▶ Objective
Only the number is needed: how many lines contain the word "color"?

[Records from a collection of figures]

□ □ □ □ □ □ □

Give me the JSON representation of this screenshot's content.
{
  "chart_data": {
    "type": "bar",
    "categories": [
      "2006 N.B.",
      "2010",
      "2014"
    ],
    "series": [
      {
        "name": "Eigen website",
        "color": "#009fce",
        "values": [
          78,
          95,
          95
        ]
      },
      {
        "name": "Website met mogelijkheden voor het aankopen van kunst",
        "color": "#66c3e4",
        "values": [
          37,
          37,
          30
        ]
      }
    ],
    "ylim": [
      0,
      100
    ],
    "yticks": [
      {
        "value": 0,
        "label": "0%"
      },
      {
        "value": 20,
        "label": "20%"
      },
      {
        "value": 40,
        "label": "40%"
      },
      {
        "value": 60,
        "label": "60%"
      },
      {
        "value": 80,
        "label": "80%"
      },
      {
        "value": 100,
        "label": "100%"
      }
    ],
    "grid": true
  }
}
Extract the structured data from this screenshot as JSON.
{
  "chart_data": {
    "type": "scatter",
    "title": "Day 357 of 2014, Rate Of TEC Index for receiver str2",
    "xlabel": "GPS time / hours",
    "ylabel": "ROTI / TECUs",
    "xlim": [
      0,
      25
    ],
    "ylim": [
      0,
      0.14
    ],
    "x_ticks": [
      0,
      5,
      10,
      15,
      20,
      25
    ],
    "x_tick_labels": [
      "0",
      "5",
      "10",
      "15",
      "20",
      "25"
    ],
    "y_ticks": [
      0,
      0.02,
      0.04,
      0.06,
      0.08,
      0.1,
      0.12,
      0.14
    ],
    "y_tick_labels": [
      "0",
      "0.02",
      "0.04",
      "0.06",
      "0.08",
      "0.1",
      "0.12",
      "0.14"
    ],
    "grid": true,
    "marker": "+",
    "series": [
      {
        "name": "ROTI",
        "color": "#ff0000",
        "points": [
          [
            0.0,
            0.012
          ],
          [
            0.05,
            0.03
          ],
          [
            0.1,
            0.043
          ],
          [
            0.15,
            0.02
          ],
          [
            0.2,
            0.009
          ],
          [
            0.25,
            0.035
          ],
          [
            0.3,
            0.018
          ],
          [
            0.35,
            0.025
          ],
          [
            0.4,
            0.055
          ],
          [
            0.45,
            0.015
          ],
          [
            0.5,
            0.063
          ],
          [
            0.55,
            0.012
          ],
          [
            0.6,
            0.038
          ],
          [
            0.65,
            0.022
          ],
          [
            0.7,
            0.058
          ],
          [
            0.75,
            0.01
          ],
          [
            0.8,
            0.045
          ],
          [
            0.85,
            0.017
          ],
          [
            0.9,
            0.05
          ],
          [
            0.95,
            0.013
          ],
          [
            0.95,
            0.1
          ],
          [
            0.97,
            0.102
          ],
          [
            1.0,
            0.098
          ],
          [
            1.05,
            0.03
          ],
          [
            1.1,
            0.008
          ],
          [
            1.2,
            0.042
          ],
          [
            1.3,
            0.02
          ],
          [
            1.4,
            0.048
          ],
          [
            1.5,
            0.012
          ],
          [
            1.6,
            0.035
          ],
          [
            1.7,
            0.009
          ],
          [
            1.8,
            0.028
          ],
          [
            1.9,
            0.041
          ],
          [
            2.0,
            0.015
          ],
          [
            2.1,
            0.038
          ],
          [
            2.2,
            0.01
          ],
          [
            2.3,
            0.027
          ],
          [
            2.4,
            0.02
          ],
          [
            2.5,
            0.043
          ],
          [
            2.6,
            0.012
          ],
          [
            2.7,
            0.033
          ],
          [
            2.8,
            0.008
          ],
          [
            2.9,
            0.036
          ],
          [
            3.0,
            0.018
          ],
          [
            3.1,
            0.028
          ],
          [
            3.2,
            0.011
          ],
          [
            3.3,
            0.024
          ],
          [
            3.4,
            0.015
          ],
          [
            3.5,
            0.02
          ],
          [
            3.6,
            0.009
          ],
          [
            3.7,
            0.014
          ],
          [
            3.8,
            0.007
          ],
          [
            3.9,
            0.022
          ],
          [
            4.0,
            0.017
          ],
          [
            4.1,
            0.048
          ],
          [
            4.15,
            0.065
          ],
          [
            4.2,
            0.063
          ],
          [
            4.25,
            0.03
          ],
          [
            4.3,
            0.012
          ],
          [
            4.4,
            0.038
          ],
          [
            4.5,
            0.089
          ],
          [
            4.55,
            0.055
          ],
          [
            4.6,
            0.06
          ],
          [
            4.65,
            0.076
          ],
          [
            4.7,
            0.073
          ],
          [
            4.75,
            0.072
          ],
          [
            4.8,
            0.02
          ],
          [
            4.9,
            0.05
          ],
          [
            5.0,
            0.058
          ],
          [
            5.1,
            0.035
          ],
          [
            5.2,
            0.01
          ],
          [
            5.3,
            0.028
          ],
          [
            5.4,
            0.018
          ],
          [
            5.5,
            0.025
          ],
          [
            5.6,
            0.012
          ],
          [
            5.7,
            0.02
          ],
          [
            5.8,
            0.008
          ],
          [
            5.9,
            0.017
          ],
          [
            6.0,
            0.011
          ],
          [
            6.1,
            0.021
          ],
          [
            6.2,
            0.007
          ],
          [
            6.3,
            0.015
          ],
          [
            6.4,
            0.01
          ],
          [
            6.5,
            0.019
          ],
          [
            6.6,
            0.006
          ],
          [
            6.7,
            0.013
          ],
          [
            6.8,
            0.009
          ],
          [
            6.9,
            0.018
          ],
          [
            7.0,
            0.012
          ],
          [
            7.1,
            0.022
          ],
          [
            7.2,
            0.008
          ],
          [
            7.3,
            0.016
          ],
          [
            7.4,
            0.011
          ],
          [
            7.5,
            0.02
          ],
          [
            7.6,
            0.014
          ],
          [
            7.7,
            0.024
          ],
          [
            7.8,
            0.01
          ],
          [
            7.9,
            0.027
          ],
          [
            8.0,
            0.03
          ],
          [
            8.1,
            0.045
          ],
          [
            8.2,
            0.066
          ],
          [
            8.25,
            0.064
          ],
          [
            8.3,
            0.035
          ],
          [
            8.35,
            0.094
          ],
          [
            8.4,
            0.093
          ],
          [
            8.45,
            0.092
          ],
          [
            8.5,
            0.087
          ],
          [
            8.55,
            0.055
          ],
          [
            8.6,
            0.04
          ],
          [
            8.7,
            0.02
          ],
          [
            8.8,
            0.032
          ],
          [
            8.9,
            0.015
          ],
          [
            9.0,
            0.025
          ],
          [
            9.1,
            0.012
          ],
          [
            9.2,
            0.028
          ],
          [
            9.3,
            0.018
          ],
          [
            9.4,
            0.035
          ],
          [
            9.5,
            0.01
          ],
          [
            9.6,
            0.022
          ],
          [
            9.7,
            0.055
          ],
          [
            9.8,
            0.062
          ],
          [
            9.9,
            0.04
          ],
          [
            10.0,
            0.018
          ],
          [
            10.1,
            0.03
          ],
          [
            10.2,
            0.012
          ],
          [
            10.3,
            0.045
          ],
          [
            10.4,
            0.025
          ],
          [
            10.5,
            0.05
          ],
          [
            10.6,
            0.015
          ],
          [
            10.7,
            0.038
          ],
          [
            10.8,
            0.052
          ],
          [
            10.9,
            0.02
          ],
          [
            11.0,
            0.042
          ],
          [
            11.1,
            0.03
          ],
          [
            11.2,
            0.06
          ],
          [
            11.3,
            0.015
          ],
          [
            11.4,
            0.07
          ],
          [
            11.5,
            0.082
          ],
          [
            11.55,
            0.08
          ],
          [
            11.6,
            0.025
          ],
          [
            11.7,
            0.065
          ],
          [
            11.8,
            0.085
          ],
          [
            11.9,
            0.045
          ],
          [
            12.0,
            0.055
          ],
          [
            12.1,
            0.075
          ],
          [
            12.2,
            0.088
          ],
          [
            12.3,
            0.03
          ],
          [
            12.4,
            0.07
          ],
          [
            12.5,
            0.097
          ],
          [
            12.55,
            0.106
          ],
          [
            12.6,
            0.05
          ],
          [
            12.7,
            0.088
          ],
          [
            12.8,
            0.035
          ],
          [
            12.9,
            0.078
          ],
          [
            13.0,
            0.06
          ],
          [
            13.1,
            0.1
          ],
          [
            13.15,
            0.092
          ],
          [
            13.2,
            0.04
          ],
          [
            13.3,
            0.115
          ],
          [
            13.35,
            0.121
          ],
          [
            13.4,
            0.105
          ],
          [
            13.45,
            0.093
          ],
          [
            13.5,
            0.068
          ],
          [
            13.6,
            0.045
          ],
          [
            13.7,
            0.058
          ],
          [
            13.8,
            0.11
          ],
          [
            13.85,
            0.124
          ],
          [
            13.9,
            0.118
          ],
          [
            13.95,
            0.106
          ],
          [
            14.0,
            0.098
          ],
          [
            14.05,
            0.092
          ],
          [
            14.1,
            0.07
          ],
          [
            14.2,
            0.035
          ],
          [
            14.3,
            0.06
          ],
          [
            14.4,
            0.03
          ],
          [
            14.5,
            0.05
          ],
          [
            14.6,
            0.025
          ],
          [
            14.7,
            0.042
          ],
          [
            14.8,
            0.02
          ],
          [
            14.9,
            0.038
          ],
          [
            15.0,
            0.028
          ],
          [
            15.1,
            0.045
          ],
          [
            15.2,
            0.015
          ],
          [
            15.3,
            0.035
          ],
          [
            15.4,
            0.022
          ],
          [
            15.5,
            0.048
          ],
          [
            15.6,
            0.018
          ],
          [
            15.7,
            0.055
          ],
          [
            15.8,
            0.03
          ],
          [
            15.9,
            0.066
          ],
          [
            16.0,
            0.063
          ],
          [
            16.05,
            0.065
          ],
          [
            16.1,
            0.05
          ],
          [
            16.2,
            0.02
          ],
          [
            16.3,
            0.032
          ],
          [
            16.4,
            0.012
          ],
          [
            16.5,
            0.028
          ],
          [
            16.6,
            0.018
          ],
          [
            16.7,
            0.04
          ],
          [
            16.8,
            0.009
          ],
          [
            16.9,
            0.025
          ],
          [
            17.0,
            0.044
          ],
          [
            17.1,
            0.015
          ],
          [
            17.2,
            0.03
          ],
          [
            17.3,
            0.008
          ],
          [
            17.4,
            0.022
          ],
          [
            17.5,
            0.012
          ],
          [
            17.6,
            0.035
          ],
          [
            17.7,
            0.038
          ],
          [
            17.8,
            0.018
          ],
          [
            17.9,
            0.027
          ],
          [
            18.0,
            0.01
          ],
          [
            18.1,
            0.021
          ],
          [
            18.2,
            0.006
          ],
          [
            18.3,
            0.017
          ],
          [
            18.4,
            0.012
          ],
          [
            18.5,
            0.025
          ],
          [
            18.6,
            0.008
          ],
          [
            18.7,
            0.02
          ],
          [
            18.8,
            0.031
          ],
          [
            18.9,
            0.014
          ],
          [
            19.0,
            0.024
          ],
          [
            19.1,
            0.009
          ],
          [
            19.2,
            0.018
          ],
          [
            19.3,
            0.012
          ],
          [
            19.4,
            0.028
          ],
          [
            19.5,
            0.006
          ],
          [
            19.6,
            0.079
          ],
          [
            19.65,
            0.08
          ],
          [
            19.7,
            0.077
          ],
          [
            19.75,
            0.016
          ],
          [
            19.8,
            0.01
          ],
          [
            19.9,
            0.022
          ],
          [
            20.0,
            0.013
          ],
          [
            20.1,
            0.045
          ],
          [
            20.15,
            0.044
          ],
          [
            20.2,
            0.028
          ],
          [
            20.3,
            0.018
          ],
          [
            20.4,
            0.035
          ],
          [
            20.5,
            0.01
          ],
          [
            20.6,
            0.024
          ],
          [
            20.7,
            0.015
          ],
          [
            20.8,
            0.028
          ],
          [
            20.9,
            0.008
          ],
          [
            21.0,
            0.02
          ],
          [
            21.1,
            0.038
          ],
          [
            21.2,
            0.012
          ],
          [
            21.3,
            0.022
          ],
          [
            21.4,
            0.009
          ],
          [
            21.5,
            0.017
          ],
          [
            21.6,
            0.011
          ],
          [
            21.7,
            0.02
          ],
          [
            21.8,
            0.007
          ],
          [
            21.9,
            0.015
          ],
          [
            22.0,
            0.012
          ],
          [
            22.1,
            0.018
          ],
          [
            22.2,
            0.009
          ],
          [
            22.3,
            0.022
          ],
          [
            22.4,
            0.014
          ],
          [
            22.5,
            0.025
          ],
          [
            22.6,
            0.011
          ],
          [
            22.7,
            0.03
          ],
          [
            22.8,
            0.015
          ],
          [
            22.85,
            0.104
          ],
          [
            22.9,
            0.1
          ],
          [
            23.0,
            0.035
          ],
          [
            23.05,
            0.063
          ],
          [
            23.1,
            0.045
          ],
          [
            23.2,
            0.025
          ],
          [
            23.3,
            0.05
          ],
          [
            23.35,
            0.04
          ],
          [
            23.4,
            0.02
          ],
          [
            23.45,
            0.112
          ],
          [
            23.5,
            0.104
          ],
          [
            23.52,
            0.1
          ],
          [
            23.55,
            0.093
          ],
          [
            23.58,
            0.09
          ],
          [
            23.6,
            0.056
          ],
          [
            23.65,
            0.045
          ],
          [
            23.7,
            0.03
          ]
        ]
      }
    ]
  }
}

□ □ □ □ □ □ □

▶ Task response
3